-- Listed records follows --

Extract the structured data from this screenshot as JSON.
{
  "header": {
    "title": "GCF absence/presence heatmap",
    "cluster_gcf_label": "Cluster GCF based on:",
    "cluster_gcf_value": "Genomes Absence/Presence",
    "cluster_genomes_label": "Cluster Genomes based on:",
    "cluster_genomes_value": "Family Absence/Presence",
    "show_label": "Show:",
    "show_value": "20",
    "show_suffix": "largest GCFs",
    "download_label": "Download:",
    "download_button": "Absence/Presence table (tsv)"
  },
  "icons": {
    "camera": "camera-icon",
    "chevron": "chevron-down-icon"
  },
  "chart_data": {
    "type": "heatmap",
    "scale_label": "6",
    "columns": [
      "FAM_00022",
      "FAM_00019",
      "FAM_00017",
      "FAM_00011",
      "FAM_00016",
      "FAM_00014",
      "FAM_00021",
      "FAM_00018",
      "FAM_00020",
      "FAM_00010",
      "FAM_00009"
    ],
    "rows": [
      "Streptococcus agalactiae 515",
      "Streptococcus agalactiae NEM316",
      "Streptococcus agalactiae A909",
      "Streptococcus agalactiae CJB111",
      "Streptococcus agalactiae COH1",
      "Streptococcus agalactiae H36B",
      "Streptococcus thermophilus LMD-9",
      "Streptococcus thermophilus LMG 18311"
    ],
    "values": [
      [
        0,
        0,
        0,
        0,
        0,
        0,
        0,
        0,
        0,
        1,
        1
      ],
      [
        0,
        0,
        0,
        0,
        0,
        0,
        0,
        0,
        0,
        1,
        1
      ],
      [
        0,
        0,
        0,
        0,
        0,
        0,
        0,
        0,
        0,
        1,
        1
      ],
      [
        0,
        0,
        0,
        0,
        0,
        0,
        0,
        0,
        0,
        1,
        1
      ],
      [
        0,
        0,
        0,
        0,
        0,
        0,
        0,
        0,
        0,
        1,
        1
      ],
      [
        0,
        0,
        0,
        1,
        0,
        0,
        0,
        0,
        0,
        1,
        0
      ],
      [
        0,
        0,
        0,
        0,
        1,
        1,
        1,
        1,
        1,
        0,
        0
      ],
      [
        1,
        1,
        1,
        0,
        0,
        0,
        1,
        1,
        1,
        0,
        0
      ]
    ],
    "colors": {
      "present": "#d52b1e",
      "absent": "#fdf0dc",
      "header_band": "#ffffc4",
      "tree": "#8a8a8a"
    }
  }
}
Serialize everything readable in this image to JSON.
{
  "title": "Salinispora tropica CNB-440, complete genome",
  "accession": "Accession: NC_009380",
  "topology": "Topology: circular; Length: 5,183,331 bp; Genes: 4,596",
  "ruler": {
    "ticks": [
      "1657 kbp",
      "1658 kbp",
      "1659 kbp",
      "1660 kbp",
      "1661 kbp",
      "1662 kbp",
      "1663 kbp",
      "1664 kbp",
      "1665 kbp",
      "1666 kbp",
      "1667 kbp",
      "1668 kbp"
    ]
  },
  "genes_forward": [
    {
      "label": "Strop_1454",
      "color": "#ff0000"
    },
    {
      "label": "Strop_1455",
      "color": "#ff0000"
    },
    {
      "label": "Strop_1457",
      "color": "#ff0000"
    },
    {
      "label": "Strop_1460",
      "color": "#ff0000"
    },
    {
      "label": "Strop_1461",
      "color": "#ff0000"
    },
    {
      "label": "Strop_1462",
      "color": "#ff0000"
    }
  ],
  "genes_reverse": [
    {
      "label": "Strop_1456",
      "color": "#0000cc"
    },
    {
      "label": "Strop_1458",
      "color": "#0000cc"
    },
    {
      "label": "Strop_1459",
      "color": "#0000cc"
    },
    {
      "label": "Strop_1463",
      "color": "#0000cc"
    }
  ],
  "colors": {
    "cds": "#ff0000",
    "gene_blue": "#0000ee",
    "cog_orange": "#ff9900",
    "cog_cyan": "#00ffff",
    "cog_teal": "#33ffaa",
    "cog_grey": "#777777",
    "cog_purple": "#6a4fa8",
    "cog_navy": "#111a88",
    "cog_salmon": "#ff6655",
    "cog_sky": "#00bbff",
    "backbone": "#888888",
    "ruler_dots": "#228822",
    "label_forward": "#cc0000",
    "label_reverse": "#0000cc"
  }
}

-- Listed records concluded --

Retype the records above exactly, so that no line differs from its source.

Extract the structured data from this screenshot as JSON.
{
  "header": {
    "title": "GCF absence/presence heatmap",
    "cluster_gcf_label": "Cluster GCF based on:",
    "cluster_gcf_value": "Genomes Absence/Presence",
    "cluster_genomes_label": "Cluster Genomes based on:",
    "cluster_genomes_value": "Family Absence/Presence",
    "show_label": "Show:",
    "show_value": "20",
    "show_suffix": "largest GCFs",
    "download_label": "Download:",
    "download_button": "Absence/Presence table (tsv)"
  },
  "icons": {
    "camera": "camera-icon",
    "chevron": "chevron-down-icon"
  },
  "chart_data": {
    "type": "heatmap",
    "scale_label": "6",
    "columns": [
      "FAM_00022",
      "FAM_00019",
      "FAM_00017",
      "FAM_00011",
      "FAM_00016",
      "FAM_00014",
      "FAM_00021",
      "FAM_00018",
      "FAM_00020",
      "FAM_00010",
      "FAM_00009"
    ],
    "rows": [
      "Streptococcus agalactiae 515",
      "Streptococcus agalactiae NEM316",
      "Streptococcus agalactiae A909",
      "Streptococcus agalactiae CJB111",
      "Streptococcus agalactiae COH1",
      "Streptococcus agalactiae H36B",
      "Streptococcus thermophilus LMD-9",
      "Streptococcus thermophilus LMG 18311"
    ],
    "values": [
      [
        0,
        0,
        0,
        0,
        0,
        0,
        0,
        0,
        0,
        1,
        1
      ],
      [
        0,
        0,
        0,
        0,
        0,
        0,
        0,
        0,
        0,
        1,
        1
      ],
      [
        0,
        0,
        0,
        0,
        0,
        0,
        0,
        0,
        0,
        1,
        1
      ],
      [
        0,
        0,
        0,
        0,
        0,
        0,
        0,
        0,
        0,
        1,
        1
      ],
      [
        0,
        0,
        0,
        0,
        0,
        0,
        0,
        0,
        0,
        1,
        1
      ],
      [
        0,
        0,
        0,
        1,
        0,
        0,
        0,
        0,
        0,
        1,
        0
      ],
      [
        0,
        0,
        0,
        0,
        1,
        1,
        1,
        1,
        1,
        0,
        0
      ],
      [
        1,
        1,
        1,
        0,
        0,
        0,
        1,
        1,
        1,
        0,
        0
      ]
    ],
    "colors": {
      "present": "#d52b1e",
      "absent": "#fdf0dc",
      "header_band": "#ffffc4",
      "tree": "#8a8a8a"
    }
  }
}
Serialize everything readable in this image to JSON.
{
  "title": "Salinispora tropica CNB-440, complete genome",
  "accession": "Accession: NC_009380",
  "topology": "Topology: circular; Length: 5,183,331 bp; Genes: 4,596",
  "ruler": {
    "ticks": [
      "1657 kbp",
      "1658 kbp",
      "1659 kbp",
      "1660 kbp",
      "1661 kbp",
      "1662 kbp",
      "1663 kbp",
      "1664 kbp",
      "1665 kbp",
      "1666 kbp",
      "1667 kbp",
      "1668 kbp"
    ]
  },
  "genes_forward": [
    {
      "label": "Strop_1454",
      "color": "#ff0000"
    },
    {
      "label": "Strop_1455",
      "color": "#ff0000"
    },
    {
      "label": "Strop_1457",
      "color": "#ff0000"
    },
    {
      "label": "Strop_1460",
      "color": "#ff0000"
    },
    {
      "label": "Strop_1461",
      "color": "#ff0000"
    },
    {
      "label": "Strop_1462",
      "color": "#ff0000"
    }
  ],
  "genes_reverse": [
    {
      "label": "Strop_1456",
      "color": "#0000cc"
    },
    {
      "label": "Strop_1458",
      "color": "#0000cc"
    },
    {
      "label": "Strop_1459",
      "color": "#0000cc"
    },
    {
      "label": "Strop_1463",
      "color": "#0000cc"
    }
  ],
  "colors": {
    "cds": "#ff0000",
    "gene_blue": "#0000ee",
    "cog_orange": "#ff9900",
    "cog_cyan": "#00ffff",
    "cog_teal": "#33ffaa",
    "cog_grey": "#777777",
    "cog_purple": "#6a4fa8",
    "cog_navy": "#111a88",
    "cog_salmon": "#ff6655",
    "cog_sky": "#00bbff",
    "backbone": "#888888",
    "ruler_dots": "#228822",
    "label_forward": "#cc0000",
    "label_reverse": "#0000cc"
  }
}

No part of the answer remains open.